• _Consigna 1_
Indica si cada afirmación coincide con el texto sobre Jay Strongwater y responde sí o no, citando literalmente las palabras del texto que lo deciden.
(a) Inició su carrera en 1981 mientras estudiaba en la Rhode Island School of Design.
(b) A los 23 años empezó a colaborar con Calvin Klein.
(c) El collar que recibió grandes halagos lo hizo para su hermana.
• _Consigna 2_
Según el texto sobre Jay Strongwater, ¿qué tiendas empezaron a hacerle pedidos cada vez mayores?
• _Consigna 3_
Copia del texto sobre Jay Strongwater el fragmento que empieza en "Después de recibir" y termina en "cada vez mayores.".

Entre los grandes aficionados de Jay Strongwater, se encuentran celebridades como Sir Elton John, Cate Blanchett, Halle Berry y por supuesto, Oprah Winfrey.
A través de su carrera, Jay Stongwater se ha apasionado por objetos enjoyados, ya sea los que están hechos para ponerse en las mesas o los que van en las elegantes curvas del cuello de una mujer. Esto lo ha llevado en un viaje que en varios momentos ha cruzado la linea que divide la moda y el mobilario del hogar. Jay Stongwater comenzó su carrera en 1981 siendo estudiante de la prestigiosa Rhode Island School of Design en Providence, Rhode Island.
Después de recibir grandes halagos por un collar que hizo para su madre, tomó muestras de su joyería a las tiendas por departamentos y así empezó su nueva empresa. A los 23 años su vida cambió al lograr juntarse con el diseñador Óscar de la Renta, con quien empezó a colaborar regularmente en su colección de joyería. Por suerte, el gusto de Strongwater por grandes e impactantes joyas encajó perfectamente con el “look” del día y con los diseños lujosos y exóticos de la Renta. Esta experiencia lo puso en contacto con la Prensa, y tiendas como Neiman Marcus, Saks Fifth Avenue y Bloomingdale’s, que comenzaron a hacerle pedidos cada vez mayores.

• _Listado proporcionado_
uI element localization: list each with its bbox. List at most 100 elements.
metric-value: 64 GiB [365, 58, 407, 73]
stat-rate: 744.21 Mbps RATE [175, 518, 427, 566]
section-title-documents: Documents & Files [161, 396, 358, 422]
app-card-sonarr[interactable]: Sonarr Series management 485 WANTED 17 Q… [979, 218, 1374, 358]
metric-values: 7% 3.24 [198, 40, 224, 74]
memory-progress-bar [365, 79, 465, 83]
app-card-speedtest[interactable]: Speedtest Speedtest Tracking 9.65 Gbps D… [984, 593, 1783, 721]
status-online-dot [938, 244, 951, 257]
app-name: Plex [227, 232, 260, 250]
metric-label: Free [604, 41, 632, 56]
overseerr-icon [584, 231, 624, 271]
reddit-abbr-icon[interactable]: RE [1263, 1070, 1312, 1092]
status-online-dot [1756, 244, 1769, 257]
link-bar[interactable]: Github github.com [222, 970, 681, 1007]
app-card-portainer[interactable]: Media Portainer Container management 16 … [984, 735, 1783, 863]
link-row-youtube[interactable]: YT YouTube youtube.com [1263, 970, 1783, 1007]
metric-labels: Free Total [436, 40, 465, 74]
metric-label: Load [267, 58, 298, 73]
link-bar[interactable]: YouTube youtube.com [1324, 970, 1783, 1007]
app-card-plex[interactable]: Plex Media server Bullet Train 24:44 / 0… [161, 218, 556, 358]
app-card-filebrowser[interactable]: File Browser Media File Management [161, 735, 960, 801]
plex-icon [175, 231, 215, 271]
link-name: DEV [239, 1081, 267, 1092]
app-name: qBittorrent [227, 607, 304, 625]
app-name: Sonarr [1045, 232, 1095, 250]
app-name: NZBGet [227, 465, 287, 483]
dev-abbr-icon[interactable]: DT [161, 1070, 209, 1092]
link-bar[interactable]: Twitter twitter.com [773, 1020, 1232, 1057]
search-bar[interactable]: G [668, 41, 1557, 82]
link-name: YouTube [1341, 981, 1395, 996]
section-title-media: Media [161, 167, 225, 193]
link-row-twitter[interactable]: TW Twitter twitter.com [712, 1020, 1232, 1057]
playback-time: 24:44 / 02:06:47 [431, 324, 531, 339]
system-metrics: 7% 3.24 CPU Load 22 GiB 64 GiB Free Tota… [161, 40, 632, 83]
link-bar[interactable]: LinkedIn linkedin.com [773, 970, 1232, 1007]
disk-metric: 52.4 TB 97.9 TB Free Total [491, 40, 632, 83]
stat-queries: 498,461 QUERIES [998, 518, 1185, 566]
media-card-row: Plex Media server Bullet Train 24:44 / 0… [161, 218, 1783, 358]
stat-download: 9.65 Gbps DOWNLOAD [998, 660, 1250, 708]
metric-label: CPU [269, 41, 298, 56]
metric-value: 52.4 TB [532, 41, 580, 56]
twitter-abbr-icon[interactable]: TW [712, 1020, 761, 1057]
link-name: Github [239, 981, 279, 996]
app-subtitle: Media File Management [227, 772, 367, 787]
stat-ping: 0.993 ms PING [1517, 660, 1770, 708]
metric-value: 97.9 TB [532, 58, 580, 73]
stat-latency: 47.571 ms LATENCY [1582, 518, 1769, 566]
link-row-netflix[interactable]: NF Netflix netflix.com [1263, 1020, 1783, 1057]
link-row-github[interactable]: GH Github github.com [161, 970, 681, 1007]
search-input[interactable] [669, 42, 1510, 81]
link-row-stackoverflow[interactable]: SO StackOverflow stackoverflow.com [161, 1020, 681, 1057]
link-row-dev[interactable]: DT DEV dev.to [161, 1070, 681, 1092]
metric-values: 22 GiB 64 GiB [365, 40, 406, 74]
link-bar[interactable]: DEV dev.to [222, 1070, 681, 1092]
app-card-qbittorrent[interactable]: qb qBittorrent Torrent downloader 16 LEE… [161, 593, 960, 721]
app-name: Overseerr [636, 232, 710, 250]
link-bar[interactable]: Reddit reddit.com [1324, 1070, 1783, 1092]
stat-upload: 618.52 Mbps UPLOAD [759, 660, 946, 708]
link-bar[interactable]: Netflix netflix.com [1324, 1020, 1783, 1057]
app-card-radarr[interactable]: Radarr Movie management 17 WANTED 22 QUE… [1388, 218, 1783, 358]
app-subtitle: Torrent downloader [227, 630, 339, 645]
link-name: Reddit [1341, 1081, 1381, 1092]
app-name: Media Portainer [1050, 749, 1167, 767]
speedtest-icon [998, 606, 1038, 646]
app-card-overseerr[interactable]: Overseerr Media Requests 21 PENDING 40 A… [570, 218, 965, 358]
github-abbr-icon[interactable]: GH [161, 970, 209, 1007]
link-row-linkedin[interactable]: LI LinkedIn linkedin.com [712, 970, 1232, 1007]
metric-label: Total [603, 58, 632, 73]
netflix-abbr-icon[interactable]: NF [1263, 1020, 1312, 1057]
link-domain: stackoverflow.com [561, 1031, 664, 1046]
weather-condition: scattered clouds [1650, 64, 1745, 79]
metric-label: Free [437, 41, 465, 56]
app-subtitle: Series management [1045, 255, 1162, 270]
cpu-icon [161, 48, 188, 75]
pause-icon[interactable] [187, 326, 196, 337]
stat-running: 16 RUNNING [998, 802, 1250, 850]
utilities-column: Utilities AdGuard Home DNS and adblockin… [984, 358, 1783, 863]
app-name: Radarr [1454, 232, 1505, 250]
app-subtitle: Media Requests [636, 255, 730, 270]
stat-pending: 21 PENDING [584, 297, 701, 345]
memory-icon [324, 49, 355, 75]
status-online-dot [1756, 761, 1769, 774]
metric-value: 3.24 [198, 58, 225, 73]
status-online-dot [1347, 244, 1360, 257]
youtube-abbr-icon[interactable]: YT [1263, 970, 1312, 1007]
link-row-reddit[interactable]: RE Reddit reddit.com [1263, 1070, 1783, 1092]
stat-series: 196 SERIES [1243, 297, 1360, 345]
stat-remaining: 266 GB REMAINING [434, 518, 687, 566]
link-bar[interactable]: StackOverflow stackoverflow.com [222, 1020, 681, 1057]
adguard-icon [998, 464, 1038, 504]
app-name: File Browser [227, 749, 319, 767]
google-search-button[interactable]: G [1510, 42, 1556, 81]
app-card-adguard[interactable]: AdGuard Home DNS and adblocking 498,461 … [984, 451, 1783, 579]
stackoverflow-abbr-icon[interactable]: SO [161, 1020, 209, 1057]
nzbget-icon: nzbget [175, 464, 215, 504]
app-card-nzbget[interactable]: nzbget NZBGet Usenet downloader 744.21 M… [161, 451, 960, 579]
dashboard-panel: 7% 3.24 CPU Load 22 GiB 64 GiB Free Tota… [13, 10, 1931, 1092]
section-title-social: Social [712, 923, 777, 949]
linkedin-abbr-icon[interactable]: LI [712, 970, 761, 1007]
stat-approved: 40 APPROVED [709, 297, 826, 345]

• _Resultado 1_
(a) Sí: "Jay Stongwater comenzó su carrera en 1981 siendo estudiante de la prestigiosa Rhode Island School of Design"
(b) No: "A los 23 años su vida cambió al lograr juntarse con el diseñador Óscar de la Renta"
(c) No: "un collar que hizo para su madre"

• _Resultado 2_
Neiman Marcus, Saks Fifth Avenue y Bloomingdale’s.

• _Resultado 3_
Después de recibir grandes halagos por un collar que hizo para su madre, tomó muestras de su joyería a las tiendas por departamentos y así empezó su nueva empresa. A los 23 años su vida cambió al lograr juntarse con el diseñador Óscar de la Renta, con quien empezó a colaborar regularmente en su colección de joyería. Por suerte, el gusto de Strongwater por grandes e impactantes joyas encajó perfectamente con el “look” del día y con los diseños lujosos y exóticos de la Renta. Esta experiencia lo puso en contacto con la Prensa, y tiendas como Neiman Marcus, Saks Fifth Avenue y Bloomingdale’s, que comenzaron a hacerle pedidos cada vez mayores.